Problem statement: Output all lines exactly.
Extracted data start
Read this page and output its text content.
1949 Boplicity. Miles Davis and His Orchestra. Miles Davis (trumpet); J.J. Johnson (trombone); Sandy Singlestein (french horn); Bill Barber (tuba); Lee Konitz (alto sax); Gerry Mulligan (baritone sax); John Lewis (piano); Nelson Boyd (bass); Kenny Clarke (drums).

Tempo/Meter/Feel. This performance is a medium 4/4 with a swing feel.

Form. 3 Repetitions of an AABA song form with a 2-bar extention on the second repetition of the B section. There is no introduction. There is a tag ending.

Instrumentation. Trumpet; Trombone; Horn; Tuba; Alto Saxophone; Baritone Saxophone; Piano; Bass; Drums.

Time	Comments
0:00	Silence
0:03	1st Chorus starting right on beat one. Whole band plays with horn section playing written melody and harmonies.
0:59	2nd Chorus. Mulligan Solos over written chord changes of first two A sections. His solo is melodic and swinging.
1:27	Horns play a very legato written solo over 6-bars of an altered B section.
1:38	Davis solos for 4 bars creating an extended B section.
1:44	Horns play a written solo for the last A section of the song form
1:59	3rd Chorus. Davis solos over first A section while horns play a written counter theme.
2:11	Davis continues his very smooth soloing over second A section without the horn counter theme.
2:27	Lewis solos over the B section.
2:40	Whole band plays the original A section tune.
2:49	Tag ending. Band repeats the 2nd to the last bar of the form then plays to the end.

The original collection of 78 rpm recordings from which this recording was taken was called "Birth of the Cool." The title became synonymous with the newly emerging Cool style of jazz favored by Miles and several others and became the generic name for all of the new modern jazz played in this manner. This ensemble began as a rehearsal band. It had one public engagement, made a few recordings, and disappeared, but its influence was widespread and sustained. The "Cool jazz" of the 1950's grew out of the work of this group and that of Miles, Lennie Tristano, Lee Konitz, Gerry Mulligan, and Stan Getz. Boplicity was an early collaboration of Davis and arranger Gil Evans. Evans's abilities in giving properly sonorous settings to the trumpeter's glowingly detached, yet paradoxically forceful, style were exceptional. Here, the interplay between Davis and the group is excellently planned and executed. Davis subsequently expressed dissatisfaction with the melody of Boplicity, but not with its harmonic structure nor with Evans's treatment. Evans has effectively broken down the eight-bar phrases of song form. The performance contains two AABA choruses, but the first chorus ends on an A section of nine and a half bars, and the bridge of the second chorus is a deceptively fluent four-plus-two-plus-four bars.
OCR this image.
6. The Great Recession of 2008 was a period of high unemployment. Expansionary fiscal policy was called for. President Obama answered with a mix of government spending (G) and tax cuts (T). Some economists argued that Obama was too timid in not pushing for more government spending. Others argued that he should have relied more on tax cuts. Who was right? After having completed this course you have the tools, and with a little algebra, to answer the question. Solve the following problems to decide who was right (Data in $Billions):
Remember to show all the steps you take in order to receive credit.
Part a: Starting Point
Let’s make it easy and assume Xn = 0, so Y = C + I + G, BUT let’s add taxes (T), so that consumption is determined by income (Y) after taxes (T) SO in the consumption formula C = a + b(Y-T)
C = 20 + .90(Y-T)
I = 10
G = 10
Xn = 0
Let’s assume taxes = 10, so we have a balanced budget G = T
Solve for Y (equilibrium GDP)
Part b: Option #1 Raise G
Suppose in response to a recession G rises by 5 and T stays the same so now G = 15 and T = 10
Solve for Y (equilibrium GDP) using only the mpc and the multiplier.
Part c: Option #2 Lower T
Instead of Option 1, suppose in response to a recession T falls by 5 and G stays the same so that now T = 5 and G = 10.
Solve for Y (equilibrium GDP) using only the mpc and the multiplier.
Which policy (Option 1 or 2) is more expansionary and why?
Extracted data end
Task solution:
Read this page and output its text content.
1949 Boplicity. Miles Davis and His Orchestra. Miles Davis (trumpet); J.J. Johnson (trombone); Sandy Singlestein (french horn); Bill Barber (tuba); Lee Konitz (alto sax); Gerry Mulligan (baritone sax); John Lewis (piano); Nelson Boyd (bass); Kenny Clarke (drums).

Tempo/Meter/Feel. This performance is a medium 4/4 with a swing feel.

Form. 3 Repetitions of an AABA song form with a 2-bar extention on the second repetition of the B section. There is no introduction. There is a tag ending.

Instrumentation. Trumpet; Trombone; Horn; Tuba; Alto Saxophone; Baritone Saxophone; Piano; Bass; Drums.

Time	Comments
0:00	Silence
0:03	1st Chorus starting right on beat one. Whole band plays with horn section playing written melody and harmonies.
0:59	2nd Chorus. Mulligan Solos over written chord changes of first two A sections. His solo is melodic and swinging.
1:27	Horns play a very legato written solo over 6-bars of an altered B section.
1:38	Davis solos for 4 bars creating an extended B section.
1:44	Horns play a written solo for the last A section of the song form
1:59	3rd Chorus. Davis solos over first A section while horns play a written counter theme.
2:11	Davis continues his very smooth soloing over second A section without the horn counter theme.
2:27	Lewis solos over the B section.
2:40	Whole band plays the original A section tune.
2:49	Tag ending. Band repeats the 2nd to the last bar of the form then plays to the end.

The original collection of 78 rpm recordings from which this recording was taken was called "Birth of the Cool." The title became synonymous with the newly emerging Cool style of jazz favored by Miles and several others and became the generic name for all of the new modern jazz played in this manner. This ensemble began as a rehearsal band. It had one public engagement, made a few recordings, and disappeared, but its influence was widespread and sustained. The "Cool jazz" of the 1950's grew out of the work of this group and that of Miles, Lennie Tristano, Lee Konitz, Gerry Mulligan, and Stan Getz. Boplicity was an early collaboration of Davis and arranger Gil Evans. Evans's abilities in giving properly sonorous settings to the trumpeter's glowingly detached, yet paradoxically forceful, style were exceptional. Here, the interplay between Davis and the group is excellently planned and executed. Davis subsequently expressed dissatisfaction with the melody of Boplicity, but not with its harmonic structure nor with Evans's treatment. Evans has effectively broken down the eight-bar phrases of song form. The performance contains two AABA choruses, but the first chorus ends on an A section of nine and a half bars, and the bridge of the second chorus is a deceptively fluent four-plus-two-plus-four bars.
OCR this image.
6. The Great Recession of 2008 was a period of high unemployment. Expansionary fiscal policy was called for. President Obama answered with a mix of government spending (G) and tax cuts (T). Some economists argued that Obama was too timid in not pushing for more government spending. Others argued that he should have relied more on tax cuts. Who was right? After having completed this course you have the tools, and with a little algebra, to answer the question. Solve the following problems to decide who was right (Data in $Billions):
Remember to show all the steps you take in order to receive credit.
Part a: Starting Point
Let’s make it easy and assume Xn = 0, so Y = C + I + G, BUT let’s add taxes (T), so that consumption is determined by income (Y) after taxes (T) SO in the consumption formula C = a + b(Y-T)
C = 20 + .90(Y-T)
I = 10
G = 10
Xn = 0
Let’s assume taxes = 10, so we have a balanced budget G = T
Solve for Y (equilibrium GDP)
Part b: Option #1 Raise G
Suppose in response to a recession G rises by 5 and T stays the same so now G = 15 and T = 10
Solve for Y (equilibrium GDP) using only the mpc and the multiplier.
Part c: Option #2 Lower T
Instead of Option 1, suppose in response to a recession T falls by 5 and G stays the same so that now T = 5 and G = 10.
Solve for Y (equilibrium GDP) using only the mpc and the multiplier.
Which policy (Option 1 or 2) is more expansionary and why?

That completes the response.